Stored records
****************

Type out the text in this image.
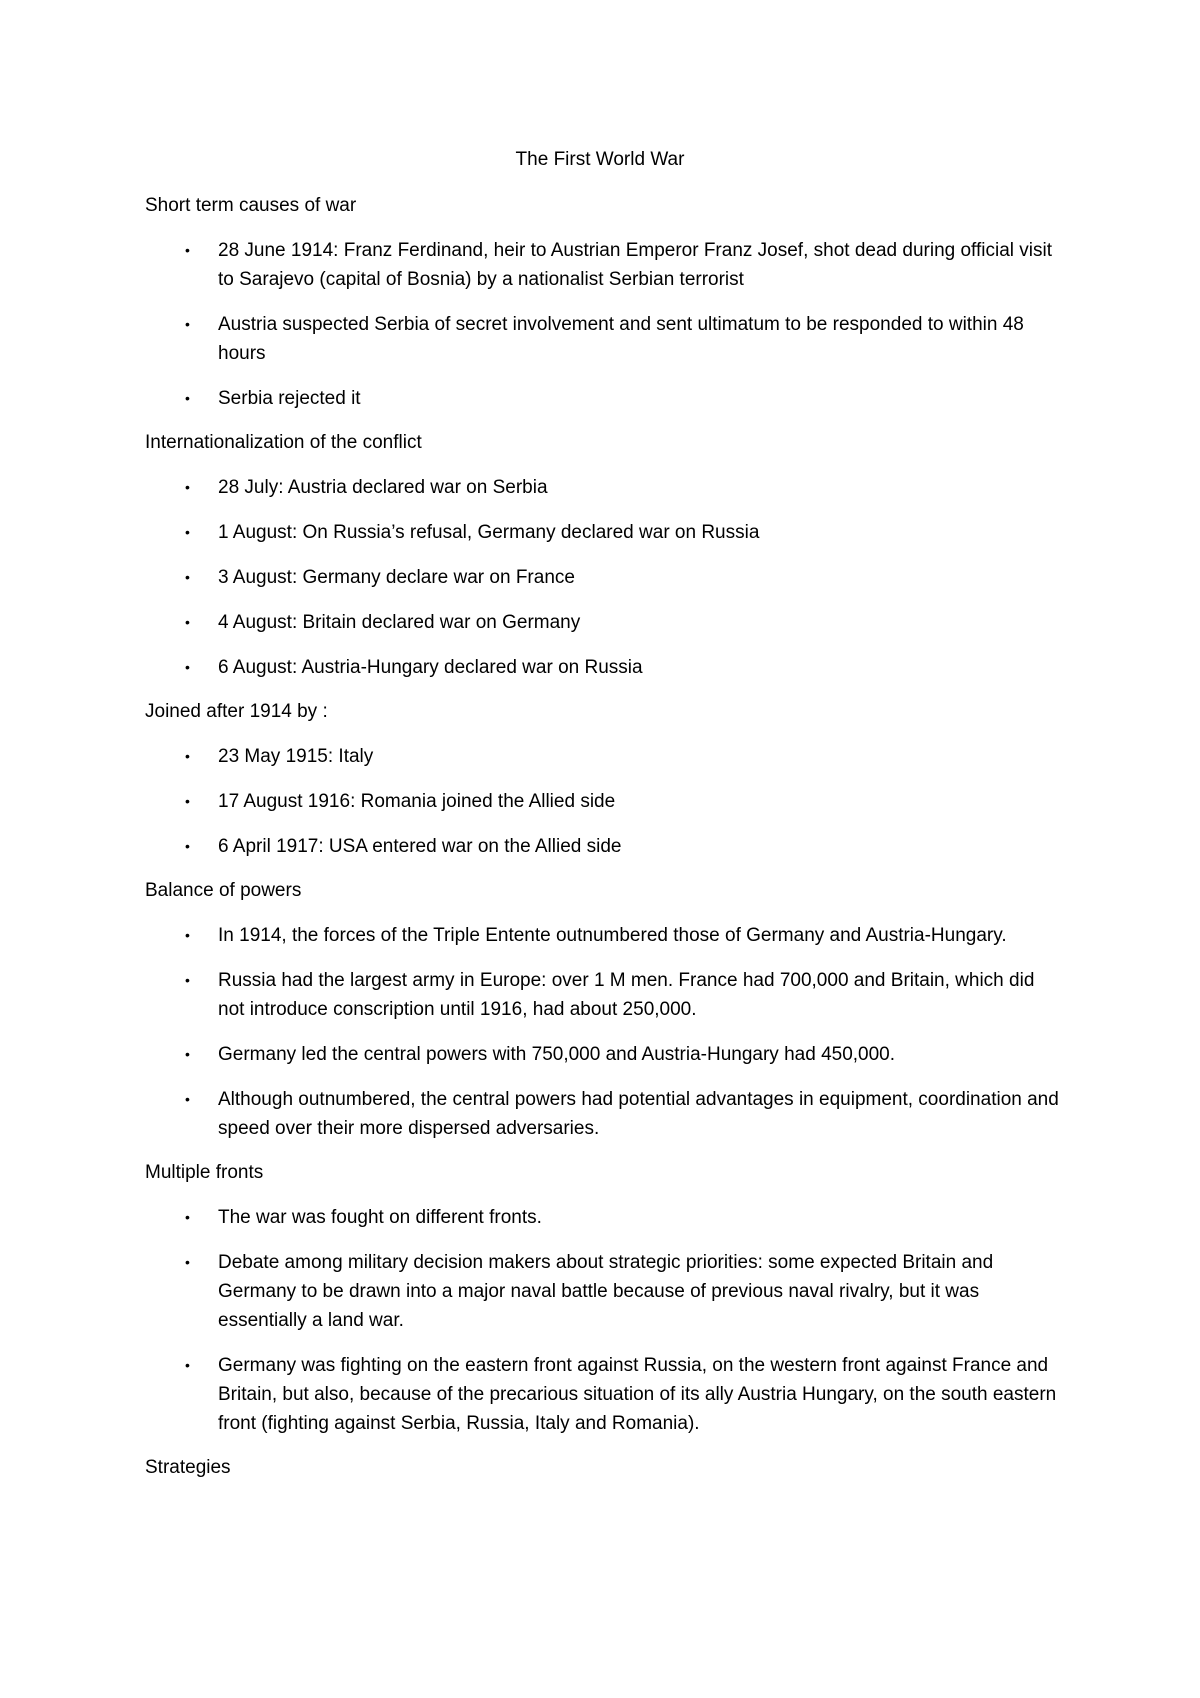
The First World War

Short term causes of war

• 28 June 1914: Franz Ferdinand, heir to Austrian Emperor Franz Josef, shot dead during official visit to Sarajevo (capital of Bosnia) by a nationalist Serbian terrorist
• Austria suspected Serbia of secret involvement and sent ultimatum to be responded to within 48 hours
• Serbia rejected it

Internationalization of the conflict

• 28 July: Austria declared war on Serbia
• 1 August: On Russia’s refusal, Germany declared war on Russia
• 3 August: Germany declare war on France
• 4 August: Britain declared war on Germany
• 6 August: Austria-Hungary declared war on Russia

Joined after 1914 by :

• 23 May 1915: Italy
• 17 August 1916: Romania joined the Allied side
• 6 April 1917: USA entered war on the Allied side

Balance of powers

• In 1914, the forces of the Triple Entente outnumbered those of Germany and Austria-Hungary.
• Russia had the largest army in Europe: over 1 M men. France had 700,000 and Britain, which did not introduce conscription until 1916, had about 250,000.
• Germany led the central powers with 750,000 and Austria-Hungary had 450,000.
• Although outnumbered, the central powers had potential advantages in equipment, coordination and speed over their more dispersed adversaries.

Multiple fronts

• The war was fought on different fronts.
• Debate among military decision makers about strategic priorities: some expected Britain and Germany to be drawn into a major naval battle because of previous naval rivalry, but it was essentially a land war.
• Germany was fighting on the eastern front against Russia, on the western front against France and Britain, but also, because of the precarious situation of its ally Austria Hungary, on the south eastern front (fighting against Serbia, Russia, Italy and Romania).

Strategies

****************

Stated goal:
Pictures in the records should not appear in your copy, but everything else must be transcribed exactly.

Answer to this task:
Type out the text in this image.
The First World War

Short term causes of war

• 28 June 1914: Franz Ferdinand, heir to Austrian Emperor Franz Josef, shot dead during official visit to Sarajevo (capital of Bosnia) by a nationalist Serbian terrorist
• Austria suspected Serbia of secret involvement and sent ultimatum to be responded to within 48 hours
• Serbia rejected it

Internationalization of the conflict

• 28 July: Austria declared war on Serbia
• 1 August: On Russia’s refusal, Germany declared war on Russia
• 3 August: Germany declare war on France
• 4 August: Britain declared war on Germany
• 6 August: Austria-Hungary declared war on Russia

Joined after 1914 by :

• 23 May 1915: Italy
• 17 August 1916: Romania joined the Allied side
• 6 April 1917: USA entered war on the Allied side

Balance of powers

• In 1914, the forces of the Triple Entente outnumbered those of Germany and Austria-Hungary.
• Russia had the largest army in Europe: over 1 M men. France had 700,000 and Britain, which did not introduce conscription until 1916, had about 250,000.
• Germany led the central powers with 750,000 and Austria-Hungary had 450,000.
• Although outnumbered, the central powers had potential advantages in equipment, coordination and speed over their more dispersed adversaries.

Multiple fronts

• The war was fought on different fronts.
• Debate among military decision makers about strategic priorities: some expected Britain and Germany to be drawn into a major naval battle because of previous naval rivalry, but it was essentially a land war.
• Germany was fighting on the eastern front against Russia, on the western front against France and Britain, but also, because of the precarious situation of its ally Austria Hungary, on the south eastern front (fighting against Serbia, Russia, Italy and Romania).

Strategies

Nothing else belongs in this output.